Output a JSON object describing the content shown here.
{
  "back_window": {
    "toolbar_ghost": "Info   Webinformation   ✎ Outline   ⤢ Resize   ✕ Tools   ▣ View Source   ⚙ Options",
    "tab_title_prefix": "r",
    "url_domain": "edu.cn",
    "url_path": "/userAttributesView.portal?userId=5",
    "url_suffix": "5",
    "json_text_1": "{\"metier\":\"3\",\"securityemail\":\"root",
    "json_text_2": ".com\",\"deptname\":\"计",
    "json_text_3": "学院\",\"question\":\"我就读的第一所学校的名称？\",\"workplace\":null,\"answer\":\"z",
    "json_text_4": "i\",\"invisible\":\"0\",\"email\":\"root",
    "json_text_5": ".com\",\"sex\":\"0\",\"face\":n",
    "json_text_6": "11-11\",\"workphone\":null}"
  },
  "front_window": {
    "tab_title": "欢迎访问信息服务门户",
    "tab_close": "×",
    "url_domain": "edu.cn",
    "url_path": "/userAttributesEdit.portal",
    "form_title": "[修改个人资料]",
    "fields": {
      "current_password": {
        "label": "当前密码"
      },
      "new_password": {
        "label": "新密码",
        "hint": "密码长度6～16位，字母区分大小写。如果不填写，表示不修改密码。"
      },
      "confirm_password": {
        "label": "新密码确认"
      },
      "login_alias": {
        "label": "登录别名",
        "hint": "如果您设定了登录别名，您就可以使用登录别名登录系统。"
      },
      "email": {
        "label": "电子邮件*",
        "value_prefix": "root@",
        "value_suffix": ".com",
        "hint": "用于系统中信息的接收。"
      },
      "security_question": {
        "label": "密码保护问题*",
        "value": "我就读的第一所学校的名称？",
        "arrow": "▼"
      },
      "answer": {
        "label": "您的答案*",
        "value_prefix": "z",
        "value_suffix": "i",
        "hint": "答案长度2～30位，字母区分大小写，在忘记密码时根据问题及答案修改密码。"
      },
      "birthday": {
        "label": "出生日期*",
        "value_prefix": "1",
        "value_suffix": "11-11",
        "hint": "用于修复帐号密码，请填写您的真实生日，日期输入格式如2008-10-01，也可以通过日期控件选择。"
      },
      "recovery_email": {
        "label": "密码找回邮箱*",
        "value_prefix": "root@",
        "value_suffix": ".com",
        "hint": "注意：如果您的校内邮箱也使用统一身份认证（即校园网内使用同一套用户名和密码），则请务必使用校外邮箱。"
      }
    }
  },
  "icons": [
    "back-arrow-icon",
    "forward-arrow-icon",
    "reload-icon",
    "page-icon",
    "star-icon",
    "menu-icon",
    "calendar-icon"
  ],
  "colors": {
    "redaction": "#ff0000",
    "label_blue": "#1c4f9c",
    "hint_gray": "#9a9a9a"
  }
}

+-------+

DO THIS - Go through the material above line by line and copy it exactly.

TASK OUTPUT -
Output a JSON object describing the content shown here.
{
  "back_window": {
    "toolbar_ghost": "Info   Webinformation   ✎ Outline   ⤢ Resize   ✕ Tools   ▣ View Source   ⚙ Options",
    "tab_title_prefix": "r",
    "url_domain": "edu.cn",
    "url_path": "/userAttributesView.portal?userId=5",
    "url_suffix": "5",
    "json_text_1": "{\"metier\":\"3\",\"securityemail\":\"root",
    "json_text_2": ".com\",\"deptname\":\"计",
    "json_text_3": "学院\",\"question\":\"我就读的第一所学校的名称？\",\"workplace\":null,\"answer\":\"z",
    "json_text_4": "i\",\"invisible\":\"0\",\"email\":\"root",
    "json_text_5": ".com\",\"sex\":\"0\",\"face\":n",
    "json_text_6": "11-11\",\"workphone\":null}"
  },
  "front_window": {
    "tab_title": "欢迎访问信息服务门户",
    "tab_close": "×",
    "url_domain": "edu.cn",
    "url_path": "/userAttributesEdit.portal",
    "form_title": "[修改个人资料]",
    "fields": {
      "current_password": {
        "label": "当前密码"
      },
      "new_password": {
        "label": "新密码",
        "hint": "密码长度6～16位，字母区分大小写。如果不填写，表示不修改密码。"
      },
      "confirm_password": {
        "label": "新密码确认"
      },
      "login_alias": {
        "label": "登录别名",
        "hint": "如果您设定了登录别名，您就可以使用登录别名登录系统。"
      },
      "email": {
        "label": "电子邮件*",
        "value_prefix": "root@",
        "value_suffix": ".com",
        "hint": "用于系统中信息的接收。"
      },
      "security_question": {
        "label": "密码保护问题*",
        "value": "我就读的第一所学校的名称？",
        "arrow": "▼"
      },
      "answer": {
        "label": "您的答案*",
        "value_prefix": "z",
        "value_suffix": "i",
        "hint": "答案长度2～30位，字母区分大小写，在忘记密码时根据问题及答案修改密码。"
      },
      "birthday": {
        "label": "出生日期*",
        "value_prefix": "1",
        "value_suffix": "11-11",
        "hint": "用于修复帐号密码，请填写您的真实生日，日期输入格式如2008-10-01，也可以通过日期控件选择。"
      },
      "recovery_email": {
        "label": "密码找回邮箱*",
        "value_prefix": "root@",
        "value_suffix": ".com",
        "hint": "注意：如果您的校内邮箱也使用统一身份认证（即校园网内使用同一套用户名和密码），则请务必使用校外邮箱。"
      }
    }
  },
  "icons": [
    "back-arrow-icon",
    "forward-arrow-icon",
    "reload-icon",
    "page-icon",
    "star-icon",
    "menu-icon",
    "calendar-icon"
  ],
  "colors": {
    "redaction": "#ff0000",
    "label_blue": "#1c4f9c",
    "hint_gray": "#9a9a9a"
  }
}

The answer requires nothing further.